→ INPUT MATERIAL
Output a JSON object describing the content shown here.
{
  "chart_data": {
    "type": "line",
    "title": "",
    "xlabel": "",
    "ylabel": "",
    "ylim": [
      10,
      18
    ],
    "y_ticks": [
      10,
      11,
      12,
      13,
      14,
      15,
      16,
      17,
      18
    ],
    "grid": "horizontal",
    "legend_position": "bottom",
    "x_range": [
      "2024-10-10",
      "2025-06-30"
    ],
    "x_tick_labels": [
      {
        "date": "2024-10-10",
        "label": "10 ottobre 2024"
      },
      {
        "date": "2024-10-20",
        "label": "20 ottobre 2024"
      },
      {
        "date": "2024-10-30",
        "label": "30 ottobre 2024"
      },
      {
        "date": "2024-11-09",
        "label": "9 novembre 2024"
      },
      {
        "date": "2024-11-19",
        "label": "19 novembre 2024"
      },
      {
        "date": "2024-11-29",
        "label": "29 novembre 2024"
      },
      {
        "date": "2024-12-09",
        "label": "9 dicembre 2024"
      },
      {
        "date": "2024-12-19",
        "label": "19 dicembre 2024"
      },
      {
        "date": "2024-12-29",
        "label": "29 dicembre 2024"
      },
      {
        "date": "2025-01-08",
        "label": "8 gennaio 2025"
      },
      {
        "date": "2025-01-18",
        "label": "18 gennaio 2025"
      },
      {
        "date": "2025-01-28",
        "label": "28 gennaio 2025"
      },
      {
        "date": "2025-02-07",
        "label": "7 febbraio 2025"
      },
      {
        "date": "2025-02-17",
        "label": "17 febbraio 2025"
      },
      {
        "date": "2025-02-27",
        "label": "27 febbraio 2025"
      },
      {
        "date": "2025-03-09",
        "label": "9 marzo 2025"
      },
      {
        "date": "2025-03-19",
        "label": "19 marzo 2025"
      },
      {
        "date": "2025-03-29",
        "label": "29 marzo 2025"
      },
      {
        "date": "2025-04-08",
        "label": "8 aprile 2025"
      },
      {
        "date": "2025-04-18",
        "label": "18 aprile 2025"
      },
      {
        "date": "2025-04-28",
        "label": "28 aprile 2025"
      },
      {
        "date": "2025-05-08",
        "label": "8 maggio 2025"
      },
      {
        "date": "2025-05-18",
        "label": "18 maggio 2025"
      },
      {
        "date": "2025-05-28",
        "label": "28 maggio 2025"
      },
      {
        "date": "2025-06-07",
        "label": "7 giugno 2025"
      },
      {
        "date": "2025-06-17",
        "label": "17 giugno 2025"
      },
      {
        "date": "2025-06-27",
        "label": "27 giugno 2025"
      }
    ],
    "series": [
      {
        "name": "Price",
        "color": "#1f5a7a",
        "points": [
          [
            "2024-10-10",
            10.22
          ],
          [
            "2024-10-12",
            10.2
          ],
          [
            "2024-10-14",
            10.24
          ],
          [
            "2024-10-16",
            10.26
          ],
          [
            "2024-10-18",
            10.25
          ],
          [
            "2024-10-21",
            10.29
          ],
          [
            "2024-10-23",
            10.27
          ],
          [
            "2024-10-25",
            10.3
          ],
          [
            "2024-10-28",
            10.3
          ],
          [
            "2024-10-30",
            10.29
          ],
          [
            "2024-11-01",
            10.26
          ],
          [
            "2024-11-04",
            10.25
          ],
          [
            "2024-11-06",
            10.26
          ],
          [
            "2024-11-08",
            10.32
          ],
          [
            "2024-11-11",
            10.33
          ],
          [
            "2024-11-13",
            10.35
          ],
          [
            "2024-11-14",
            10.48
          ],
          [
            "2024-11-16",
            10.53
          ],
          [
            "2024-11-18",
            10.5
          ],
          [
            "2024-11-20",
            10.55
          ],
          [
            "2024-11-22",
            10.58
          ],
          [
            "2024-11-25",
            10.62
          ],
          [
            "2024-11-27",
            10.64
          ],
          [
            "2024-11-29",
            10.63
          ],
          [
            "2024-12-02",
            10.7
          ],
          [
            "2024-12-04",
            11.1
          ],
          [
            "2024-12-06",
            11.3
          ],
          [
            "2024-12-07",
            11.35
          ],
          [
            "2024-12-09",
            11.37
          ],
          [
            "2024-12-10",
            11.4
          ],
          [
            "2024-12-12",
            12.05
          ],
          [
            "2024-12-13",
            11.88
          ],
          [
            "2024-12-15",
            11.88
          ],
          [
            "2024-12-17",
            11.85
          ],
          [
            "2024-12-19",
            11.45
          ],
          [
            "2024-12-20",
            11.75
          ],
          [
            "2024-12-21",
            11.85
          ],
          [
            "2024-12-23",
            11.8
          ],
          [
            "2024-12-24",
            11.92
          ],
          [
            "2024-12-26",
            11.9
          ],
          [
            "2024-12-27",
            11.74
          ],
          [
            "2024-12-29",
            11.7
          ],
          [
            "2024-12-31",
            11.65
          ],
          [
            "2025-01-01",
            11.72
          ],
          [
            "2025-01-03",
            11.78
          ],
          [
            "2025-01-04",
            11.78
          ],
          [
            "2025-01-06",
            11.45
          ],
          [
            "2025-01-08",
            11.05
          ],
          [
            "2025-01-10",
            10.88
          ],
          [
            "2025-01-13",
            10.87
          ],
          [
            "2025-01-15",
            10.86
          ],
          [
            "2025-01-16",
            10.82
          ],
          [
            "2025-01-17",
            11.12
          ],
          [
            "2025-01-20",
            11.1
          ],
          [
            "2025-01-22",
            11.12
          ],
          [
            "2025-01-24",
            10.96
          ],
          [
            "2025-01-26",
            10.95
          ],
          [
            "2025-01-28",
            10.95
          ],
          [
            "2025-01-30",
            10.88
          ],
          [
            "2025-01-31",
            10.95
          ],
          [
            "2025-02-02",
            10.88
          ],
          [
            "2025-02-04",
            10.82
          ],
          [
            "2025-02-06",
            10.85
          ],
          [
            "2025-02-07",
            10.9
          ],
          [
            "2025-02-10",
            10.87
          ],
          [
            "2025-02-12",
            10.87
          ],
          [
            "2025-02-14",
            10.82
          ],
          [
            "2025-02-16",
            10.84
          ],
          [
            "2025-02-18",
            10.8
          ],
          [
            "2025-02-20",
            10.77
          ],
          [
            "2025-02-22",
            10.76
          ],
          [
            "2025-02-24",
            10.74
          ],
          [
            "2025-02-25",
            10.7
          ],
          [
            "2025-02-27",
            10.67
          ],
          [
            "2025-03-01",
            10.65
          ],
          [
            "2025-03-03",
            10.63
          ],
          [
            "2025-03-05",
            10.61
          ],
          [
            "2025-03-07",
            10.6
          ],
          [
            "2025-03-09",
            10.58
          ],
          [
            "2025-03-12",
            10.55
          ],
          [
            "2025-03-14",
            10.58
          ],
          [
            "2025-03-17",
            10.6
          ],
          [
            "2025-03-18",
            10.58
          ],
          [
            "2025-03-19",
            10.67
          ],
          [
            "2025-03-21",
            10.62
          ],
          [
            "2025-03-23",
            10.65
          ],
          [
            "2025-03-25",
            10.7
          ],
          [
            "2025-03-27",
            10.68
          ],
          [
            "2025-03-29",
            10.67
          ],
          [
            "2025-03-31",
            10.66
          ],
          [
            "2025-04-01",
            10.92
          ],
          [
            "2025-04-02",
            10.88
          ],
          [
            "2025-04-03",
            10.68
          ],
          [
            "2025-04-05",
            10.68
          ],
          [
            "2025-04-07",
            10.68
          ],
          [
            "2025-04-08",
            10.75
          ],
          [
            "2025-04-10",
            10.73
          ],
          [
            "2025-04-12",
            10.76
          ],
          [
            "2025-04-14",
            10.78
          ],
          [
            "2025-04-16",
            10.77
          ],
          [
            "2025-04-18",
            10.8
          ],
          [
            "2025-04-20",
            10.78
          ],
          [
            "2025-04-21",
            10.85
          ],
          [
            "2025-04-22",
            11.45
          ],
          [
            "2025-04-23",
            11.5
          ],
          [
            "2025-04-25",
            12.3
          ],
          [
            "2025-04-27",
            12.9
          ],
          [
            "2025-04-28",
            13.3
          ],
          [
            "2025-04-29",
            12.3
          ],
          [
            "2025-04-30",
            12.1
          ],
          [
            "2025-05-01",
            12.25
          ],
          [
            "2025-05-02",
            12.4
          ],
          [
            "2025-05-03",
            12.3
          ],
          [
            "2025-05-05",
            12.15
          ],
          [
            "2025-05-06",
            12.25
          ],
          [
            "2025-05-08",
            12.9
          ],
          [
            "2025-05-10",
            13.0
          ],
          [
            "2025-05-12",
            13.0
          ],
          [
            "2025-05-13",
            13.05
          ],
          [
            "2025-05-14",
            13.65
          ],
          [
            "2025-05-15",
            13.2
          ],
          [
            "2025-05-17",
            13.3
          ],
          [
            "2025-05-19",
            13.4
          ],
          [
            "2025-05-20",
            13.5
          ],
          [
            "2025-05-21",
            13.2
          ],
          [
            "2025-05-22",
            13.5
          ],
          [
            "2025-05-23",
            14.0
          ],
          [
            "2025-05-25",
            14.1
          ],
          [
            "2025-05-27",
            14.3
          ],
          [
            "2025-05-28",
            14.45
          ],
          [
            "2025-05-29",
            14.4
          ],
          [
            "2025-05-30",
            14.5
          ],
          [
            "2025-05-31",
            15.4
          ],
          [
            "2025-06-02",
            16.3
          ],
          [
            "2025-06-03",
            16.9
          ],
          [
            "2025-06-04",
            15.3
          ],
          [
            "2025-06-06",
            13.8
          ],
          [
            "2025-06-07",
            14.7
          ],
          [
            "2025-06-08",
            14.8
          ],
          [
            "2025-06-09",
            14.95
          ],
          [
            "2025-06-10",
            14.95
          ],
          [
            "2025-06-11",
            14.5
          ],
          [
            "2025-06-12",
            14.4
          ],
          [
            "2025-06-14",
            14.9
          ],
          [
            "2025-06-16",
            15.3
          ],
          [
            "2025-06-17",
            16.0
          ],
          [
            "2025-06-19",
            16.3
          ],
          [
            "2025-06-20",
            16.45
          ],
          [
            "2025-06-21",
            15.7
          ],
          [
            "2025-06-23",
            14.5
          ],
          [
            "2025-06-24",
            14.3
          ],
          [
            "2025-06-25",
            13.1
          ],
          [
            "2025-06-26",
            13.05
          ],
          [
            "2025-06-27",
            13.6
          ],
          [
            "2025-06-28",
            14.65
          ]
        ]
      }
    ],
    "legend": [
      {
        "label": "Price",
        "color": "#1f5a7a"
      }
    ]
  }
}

→ EXERCISE DIRECTIONS
Reply with one number only: the count of lines in the entries that contain "maggio".

→ SOLUTION TO THIS TASK
3